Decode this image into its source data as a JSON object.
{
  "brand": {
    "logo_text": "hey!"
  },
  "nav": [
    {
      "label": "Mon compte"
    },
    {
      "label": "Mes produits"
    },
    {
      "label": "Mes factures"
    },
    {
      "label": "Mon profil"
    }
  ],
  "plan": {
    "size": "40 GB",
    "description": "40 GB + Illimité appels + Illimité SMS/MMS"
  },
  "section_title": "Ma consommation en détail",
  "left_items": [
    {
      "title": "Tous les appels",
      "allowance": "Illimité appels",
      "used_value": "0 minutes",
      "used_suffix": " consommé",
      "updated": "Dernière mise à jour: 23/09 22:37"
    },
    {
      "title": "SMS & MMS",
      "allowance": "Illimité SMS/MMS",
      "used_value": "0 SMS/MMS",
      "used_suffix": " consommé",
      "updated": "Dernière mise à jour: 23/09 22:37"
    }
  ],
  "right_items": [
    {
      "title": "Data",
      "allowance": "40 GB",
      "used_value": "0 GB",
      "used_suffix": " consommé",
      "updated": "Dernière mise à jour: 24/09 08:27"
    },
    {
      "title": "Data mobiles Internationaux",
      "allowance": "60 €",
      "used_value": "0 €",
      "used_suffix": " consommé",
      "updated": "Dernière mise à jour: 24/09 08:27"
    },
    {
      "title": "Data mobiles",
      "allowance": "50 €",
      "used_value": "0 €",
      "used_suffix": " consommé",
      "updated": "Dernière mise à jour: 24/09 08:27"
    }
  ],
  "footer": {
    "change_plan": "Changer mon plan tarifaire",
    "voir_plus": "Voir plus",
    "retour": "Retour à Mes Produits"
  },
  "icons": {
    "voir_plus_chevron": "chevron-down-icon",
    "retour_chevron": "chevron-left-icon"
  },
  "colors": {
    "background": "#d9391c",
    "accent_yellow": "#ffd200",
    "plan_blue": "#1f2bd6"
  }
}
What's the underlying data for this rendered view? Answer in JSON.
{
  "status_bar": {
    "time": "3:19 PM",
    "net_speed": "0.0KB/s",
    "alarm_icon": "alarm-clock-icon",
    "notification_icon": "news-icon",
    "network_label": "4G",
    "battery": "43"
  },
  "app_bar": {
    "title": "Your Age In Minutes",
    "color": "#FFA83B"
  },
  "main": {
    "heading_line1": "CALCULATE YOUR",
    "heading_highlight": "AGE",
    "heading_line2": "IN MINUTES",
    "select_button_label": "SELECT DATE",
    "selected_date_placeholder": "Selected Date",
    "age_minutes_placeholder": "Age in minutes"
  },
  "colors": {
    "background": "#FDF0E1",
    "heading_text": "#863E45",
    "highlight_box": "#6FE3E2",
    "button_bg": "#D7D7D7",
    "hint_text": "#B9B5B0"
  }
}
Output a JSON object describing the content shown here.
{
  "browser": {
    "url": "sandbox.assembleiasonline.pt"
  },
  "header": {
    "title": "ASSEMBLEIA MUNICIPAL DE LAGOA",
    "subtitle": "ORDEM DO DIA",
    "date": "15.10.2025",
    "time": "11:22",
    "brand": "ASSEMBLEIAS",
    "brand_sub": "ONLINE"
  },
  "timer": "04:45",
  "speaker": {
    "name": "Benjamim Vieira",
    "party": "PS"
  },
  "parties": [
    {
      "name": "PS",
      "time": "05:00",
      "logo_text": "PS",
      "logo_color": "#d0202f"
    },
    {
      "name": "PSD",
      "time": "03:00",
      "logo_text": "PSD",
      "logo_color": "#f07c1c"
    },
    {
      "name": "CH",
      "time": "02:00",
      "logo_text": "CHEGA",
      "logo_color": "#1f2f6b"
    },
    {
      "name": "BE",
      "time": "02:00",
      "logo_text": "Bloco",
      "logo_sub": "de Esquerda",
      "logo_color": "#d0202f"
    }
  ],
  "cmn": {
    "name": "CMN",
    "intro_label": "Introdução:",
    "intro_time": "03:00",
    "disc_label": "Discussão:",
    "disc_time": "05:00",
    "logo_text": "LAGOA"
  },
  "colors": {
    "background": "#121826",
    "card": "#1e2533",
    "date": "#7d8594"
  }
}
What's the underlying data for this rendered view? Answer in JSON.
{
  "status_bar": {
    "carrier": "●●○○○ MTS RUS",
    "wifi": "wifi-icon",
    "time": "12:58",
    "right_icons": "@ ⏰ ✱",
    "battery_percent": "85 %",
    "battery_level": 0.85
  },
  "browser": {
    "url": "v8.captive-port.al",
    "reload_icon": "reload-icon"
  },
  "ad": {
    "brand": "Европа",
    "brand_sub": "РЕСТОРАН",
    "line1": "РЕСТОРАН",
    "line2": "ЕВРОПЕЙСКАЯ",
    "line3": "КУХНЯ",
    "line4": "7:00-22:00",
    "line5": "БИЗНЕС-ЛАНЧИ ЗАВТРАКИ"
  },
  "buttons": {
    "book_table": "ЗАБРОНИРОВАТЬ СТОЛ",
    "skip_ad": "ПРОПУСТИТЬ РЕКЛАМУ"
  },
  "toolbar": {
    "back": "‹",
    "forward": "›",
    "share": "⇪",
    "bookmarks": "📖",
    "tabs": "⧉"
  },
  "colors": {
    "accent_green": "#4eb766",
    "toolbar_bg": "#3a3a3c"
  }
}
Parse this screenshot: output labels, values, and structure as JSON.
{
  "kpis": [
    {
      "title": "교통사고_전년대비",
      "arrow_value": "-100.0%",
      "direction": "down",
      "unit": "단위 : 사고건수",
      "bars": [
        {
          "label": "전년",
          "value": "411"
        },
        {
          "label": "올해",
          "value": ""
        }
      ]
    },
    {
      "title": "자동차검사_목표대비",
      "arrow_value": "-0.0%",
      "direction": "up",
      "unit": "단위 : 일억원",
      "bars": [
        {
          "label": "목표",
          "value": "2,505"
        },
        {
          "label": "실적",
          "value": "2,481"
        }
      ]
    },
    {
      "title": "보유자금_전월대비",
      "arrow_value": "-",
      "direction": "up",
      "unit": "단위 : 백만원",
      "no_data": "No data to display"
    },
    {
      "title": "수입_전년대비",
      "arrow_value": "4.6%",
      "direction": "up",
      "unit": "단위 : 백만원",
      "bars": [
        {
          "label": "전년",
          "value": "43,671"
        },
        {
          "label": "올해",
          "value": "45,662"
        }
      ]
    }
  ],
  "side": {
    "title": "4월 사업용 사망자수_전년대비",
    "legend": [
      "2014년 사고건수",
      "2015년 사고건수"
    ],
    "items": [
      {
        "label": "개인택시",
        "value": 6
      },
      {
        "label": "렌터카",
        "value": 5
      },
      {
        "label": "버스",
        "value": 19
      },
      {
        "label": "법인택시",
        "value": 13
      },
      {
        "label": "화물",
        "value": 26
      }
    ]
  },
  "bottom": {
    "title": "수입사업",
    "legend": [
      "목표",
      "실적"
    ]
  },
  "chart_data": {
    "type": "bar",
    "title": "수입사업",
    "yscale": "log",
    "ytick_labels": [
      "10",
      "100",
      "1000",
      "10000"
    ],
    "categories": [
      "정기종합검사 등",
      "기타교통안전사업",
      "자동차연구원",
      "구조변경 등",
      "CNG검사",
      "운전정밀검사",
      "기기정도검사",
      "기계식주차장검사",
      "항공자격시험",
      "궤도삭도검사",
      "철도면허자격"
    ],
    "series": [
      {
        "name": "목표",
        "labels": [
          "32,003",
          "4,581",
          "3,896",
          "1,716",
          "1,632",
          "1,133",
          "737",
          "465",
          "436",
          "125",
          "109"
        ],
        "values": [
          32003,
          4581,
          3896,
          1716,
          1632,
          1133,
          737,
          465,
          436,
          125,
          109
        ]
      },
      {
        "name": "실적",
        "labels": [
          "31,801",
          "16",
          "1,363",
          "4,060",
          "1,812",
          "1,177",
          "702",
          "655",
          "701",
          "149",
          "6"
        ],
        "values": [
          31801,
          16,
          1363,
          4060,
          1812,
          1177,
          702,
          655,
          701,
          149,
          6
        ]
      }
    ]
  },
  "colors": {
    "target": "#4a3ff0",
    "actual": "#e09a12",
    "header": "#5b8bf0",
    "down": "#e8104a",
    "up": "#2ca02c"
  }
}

» What the task asks
Locate the word "background" in the data above. Copy every line carrying it.

» Exercise result
    "background": "#d9391c",
    "background": "#FDF0E1",
    "background": "#121826",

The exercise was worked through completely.